>> START
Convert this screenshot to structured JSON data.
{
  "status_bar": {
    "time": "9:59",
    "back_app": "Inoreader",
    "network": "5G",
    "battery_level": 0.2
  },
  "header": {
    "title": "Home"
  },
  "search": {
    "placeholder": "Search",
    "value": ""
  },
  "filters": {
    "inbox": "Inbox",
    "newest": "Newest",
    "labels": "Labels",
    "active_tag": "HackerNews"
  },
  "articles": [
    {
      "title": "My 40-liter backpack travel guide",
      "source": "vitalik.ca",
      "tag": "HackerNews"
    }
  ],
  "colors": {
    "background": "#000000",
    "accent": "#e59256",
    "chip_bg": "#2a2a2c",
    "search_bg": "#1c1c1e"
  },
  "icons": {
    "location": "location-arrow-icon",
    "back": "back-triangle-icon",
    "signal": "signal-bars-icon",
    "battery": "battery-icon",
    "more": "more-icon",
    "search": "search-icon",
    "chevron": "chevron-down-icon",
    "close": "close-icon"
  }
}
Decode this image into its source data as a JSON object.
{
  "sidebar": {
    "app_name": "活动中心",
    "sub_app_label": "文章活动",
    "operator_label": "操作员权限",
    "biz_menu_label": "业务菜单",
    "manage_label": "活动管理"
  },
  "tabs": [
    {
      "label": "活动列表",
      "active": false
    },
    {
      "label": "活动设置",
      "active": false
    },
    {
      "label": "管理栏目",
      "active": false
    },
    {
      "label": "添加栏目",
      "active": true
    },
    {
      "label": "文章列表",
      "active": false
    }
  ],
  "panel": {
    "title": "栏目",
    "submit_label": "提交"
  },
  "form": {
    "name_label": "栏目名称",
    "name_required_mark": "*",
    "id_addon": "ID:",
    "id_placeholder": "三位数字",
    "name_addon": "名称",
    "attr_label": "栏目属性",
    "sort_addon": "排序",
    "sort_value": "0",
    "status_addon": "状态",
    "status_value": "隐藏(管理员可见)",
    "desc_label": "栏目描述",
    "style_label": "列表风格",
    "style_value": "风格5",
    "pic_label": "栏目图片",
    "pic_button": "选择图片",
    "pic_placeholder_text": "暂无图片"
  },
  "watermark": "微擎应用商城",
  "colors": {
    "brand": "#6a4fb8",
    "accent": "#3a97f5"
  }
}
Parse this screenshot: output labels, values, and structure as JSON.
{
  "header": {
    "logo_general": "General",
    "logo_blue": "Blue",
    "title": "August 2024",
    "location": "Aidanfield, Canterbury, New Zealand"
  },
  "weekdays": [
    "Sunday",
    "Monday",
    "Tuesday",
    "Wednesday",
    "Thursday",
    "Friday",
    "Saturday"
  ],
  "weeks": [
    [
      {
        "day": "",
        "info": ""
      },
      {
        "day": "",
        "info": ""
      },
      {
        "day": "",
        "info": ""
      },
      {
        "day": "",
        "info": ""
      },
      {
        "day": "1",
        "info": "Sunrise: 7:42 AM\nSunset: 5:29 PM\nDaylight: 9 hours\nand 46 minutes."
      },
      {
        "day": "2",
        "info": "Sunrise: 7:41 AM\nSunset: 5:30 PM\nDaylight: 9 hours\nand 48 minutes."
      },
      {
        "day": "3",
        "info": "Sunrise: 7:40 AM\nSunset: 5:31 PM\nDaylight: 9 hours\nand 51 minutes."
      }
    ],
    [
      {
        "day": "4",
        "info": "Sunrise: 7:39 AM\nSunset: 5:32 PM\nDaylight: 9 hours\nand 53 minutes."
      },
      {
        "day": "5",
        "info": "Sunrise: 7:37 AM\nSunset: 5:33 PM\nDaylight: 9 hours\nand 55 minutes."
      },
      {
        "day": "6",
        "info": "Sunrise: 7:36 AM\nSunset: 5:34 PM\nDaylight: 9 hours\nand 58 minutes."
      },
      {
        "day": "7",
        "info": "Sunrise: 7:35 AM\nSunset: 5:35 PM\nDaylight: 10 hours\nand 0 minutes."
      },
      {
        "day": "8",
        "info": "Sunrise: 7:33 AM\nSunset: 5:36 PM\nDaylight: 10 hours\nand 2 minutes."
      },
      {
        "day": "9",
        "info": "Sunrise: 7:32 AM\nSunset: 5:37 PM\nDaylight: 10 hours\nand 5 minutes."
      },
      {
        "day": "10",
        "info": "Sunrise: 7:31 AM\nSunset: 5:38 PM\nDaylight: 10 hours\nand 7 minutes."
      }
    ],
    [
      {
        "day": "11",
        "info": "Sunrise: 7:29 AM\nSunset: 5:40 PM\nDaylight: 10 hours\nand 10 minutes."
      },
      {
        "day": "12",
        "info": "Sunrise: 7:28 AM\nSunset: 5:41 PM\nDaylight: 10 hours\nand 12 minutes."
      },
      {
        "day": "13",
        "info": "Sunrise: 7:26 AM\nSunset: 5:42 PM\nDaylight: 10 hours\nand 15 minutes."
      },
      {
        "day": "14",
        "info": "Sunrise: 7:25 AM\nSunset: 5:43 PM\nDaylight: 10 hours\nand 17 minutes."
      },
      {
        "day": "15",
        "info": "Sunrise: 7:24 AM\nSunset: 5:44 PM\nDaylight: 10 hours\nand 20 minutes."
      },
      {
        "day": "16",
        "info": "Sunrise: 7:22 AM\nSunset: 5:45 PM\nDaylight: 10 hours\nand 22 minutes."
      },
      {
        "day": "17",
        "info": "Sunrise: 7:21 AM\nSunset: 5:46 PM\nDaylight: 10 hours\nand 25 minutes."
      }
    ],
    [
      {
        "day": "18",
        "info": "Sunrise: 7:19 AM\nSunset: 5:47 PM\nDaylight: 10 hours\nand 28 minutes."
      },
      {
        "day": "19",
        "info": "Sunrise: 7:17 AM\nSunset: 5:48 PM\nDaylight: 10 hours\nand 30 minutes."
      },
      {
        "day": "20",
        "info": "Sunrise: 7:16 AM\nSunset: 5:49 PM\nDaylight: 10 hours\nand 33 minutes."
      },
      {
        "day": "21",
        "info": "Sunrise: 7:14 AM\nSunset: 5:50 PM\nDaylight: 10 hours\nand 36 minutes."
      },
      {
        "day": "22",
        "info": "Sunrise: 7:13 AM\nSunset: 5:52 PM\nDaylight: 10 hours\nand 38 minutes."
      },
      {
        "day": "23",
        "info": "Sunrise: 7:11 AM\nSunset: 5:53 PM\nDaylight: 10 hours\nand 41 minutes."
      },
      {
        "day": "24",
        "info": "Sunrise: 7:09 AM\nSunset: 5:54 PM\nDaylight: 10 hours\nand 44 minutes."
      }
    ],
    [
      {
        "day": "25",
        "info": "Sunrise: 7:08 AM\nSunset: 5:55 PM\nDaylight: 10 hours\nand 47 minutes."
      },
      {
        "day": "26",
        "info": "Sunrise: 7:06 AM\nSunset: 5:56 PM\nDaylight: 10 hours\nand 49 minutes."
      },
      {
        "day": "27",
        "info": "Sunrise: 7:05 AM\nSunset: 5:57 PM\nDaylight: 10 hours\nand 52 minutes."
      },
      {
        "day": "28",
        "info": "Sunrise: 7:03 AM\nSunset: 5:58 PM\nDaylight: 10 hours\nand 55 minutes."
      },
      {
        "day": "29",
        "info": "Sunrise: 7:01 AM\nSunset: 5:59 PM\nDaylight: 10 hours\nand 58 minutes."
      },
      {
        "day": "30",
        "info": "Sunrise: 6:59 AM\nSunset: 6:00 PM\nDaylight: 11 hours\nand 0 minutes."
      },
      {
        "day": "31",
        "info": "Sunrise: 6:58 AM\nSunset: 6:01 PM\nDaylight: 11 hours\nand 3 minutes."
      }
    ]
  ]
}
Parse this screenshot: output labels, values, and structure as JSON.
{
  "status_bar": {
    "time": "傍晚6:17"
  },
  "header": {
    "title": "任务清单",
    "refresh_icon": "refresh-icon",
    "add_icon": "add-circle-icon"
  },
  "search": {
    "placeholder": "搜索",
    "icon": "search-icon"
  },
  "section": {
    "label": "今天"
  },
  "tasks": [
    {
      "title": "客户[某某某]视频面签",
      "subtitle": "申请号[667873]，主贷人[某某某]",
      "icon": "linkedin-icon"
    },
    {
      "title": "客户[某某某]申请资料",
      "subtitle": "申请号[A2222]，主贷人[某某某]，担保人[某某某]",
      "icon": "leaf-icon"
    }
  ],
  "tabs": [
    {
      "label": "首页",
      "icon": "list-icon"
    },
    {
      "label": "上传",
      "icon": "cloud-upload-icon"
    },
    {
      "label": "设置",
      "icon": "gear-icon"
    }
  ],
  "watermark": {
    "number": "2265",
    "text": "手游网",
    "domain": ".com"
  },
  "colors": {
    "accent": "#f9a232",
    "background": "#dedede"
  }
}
>> END
» **Your goal**: State how many lines of the listing above hold the word "HackerNews", with nothing but the number.

» **Solution for this problem**: 2